> [Exercise] Report every line in the listing below where the string "RNAi" shows up.

> [Available data]
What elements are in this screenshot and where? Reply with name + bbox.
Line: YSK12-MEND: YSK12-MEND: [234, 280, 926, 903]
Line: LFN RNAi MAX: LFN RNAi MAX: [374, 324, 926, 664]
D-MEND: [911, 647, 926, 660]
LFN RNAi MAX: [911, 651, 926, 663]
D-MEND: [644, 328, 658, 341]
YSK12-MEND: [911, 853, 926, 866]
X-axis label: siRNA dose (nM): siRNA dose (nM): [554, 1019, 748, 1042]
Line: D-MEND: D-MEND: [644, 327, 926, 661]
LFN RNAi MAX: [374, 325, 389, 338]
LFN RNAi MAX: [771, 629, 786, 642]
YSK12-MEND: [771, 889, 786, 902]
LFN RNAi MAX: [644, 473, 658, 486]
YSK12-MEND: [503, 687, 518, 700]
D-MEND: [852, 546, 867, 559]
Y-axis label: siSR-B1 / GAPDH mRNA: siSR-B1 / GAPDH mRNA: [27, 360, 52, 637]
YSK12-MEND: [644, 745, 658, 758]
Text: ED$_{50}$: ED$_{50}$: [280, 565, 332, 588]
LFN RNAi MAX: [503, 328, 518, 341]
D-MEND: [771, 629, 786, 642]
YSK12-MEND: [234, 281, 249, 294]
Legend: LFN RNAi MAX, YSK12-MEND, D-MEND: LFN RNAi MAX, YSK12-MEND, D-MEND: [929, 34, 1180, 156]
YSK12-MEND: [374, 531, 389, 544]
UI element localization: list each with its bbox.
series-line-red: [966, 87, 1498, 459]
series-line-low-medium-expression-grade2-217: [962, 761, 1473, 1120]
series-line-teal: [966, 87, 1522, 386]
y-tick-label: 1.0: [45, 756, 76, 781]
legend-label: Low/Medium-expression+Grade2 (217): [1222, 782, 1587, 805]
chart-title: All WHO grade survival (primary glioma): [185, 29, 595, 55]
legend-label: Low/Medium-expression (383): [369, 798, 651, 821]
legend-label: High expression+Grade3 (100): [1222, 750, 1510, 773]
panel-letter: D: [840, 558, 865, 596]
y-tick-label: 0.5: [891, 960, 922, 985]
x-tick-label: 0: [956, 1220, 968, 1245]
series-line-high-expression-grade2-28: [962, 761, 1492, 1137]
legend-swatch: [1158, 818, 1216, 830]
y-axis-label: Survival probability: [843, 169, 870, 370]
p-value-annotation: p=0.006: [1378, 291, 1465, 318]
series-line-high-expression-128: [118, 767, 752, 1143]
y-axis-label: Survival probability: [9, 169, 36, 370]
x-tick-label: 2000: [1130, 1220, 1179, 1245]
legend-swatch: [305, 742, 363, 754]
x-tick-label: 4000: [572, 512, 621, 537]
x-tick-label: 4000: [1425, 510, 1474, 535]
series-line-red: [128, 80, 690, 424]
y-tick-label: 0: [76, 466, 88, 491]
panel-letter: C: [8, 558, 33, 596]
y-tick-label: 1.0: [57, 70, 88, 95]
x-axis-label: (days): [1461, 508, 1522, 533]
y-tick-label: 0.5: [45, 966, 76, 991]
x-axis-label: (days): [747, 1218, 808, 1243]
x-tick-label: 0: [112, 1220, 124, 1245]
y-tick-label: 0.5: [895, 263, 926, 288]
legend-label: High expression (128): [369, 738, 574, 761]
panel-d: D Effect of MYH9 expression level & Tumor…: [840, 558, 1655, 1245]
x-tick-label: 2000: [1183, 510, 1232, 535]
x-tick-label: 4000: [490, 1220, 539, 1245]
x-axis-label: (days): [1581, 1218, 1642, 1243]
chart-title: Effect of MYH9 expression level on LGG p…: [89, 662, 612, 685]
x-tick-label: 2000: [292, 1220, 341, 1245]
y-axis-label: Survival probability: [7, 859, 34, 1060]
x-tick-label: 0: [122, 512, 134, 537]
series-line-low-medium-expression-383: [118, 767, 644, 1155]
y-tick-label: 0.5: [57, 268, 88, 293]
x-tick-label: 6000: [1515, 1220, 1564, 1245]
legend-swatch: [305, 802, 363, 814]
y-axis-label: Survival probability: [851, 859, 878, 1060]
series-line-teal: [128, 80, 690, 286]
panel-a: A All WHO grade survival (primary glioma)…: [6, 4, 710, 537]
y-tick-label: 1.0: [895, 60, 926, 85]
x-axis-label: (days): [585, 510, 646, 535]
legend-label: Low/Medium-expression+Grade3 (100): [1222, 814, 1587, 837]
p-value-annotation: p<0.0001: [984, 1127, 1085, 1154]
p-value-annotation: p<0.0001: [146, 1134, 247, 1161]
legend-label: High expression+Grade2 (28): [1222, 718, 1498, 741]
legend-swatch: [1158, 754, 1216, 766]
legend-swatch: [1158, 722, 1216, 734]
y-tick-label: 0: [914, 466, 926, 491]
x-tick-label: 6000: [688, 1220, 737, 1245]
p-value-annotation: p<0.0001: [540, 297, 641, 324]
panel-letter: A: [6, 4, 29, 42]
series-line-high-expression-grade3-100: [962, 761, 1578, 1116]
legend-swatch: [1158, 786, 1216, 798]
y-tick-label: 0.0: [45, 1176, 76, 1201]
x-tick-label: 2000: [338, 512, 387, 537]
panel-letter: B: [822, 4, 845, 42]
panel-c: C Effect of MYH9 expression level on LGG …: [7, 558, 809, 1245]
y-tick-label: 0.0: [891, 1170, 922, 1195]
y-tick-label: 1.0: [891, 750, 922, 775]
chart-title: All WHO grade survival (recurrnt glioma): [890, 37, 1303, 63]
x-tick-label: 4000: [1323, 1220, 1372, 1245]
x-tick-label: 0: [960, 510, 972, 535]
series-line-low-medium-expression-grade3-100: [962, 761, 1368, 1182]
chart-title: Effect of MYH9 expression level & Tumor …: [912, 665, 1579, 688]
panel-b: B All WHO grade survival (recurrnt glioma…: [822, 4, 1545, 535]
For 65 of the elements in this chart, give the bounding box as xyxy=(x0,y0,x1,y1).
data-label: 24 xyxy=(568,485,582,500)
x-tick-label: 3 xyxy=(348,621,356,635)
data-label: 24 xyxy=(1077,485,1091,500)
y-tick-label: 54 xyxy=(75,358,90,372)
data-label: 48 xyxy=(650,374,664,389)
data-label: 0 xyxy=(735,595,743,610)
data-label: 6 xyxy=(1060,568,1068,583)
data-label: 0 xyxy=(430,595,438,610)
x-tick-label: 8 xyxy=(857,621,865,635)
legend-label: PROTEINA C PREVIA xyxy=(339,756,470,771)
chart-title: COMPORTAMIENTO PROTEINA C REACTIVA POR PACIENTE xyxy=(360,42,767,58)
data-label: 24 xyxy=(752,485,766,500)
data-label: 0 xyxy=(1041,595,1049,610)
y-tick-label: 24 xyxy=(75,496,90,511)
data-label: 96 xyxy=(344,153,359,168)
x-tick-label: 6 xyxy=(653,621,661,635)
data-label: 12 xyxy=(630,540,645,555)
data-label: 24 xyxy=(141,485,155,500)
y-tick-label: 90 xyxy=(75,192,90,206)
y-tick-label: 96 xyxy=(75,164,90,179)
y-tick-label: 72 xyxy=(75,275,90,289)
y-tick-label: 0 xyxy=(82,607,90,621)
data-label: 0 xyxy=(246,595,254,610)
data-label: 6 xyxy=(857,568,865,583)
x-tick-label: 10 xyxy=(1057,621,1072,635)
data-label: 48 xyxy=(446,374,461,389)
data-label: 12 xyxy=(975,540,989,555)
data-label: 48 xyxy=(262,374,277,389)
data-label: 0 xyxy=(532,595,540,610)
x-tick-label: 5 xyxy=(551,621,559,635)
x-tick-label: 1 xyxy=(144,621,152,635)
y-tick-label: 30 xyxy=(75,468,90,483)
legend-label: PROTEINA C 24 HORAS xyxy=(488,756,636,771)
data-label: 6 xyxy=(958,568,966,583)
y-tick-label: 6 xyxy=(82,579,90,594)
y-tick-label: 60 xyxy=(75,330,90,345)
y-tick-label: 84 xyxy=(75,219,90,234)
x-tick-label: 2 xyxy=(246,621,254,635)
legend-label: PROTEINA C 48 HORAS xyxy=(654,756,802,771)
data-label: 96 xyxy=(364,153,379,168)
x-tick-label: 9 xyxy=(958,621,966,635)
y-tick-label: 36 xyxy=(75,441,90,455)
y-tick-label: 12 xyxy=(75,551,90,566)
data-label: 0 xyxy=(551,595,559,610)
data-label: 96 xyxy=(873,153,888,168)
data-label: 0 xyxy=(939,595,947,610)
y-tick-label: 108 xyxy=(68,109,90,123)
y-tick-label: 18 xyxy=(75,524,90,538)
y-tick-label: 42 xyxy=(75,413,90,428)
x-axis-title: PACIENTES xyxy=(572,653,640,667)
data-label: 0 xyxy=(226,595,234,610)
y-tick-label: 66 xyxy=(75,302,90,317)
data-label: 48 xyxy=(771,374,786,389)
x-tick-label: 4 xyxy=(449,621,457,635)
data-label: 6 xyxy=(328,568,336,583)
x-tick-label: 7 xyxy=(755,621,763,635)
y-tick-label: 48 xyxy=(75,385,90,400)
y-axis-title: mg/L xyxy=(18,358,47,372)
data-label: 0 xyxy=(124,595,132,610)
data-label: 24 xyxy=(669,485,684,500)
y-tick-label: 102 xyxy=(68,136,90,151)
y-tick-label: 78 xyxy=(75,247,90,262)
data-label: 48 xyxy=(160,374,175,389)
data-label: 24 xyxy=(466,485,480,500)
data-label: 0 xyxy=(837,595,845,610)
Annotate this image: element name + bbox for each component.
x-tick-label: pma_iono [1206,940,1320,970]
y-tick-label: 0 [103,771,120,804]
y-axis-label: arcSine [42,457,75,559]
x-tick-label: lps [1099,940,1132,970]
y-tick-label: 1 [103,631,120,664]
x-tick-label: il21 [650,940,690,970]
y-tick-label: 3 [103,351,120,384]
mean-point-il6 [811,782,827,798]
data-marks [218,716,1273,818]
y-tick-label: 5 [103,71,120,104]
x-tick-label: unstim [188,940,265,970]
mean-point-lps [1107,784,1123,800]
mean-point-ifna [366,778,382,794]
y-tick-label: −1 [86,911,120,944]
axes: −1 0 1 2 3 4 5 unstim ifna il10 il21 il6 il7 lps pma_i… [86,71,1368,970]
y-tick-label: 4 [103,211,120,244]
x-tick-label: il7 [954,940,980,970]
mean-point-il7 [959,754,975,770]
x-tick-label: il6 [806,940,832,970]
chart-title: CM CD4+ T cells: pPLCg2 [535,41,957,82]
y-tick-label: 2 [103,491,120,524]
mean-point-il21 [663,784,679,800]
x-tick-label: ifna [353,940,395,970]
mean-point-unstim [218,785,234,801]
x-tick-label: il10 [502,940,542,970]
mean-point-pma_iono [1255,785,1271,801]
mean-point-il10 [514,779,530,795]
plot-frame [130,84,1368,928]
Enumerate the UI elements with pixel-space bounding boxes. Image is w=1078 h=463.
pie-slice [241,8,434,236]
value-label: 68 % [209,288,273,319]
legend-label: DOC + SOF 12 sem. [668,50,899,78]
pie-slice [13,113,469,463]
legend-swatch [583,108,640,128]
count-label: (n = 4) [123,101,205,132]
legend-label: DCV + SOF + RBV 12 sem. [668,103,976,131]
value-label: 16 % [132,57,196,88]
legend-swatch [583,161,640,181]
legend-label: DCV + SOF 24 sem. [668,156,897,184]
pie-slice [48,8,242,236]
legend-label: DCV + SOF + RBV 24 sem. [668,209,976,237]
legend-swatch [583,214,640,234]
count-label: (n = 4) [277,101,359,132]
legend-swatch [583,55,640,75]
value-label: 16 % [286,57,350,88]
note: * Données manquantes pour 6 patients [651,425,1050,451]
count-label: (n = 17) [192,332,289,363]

> [Response for this exercise]
Line: LFN RNAi MAX: LFN RNAi MAX: [374, 324, 926, 664]
LFN RNAi MAX: [911, 651, 926, 663]
LFN RNAi MAX: [374, 325, 389, 338]
LFN RNAi MAX: [771, 629, 786, 642]
LFN RNAi MAX: [644, 473, 658, 486]
LFN RNAi MAX: [503, 328, 518, 341]
Legend: LFN RNAi MAX, YSK12-MEND, D-MEND: LFN RNAi MAX, YSK12-MEND, D-MEND: [929, 34, 1180, 156]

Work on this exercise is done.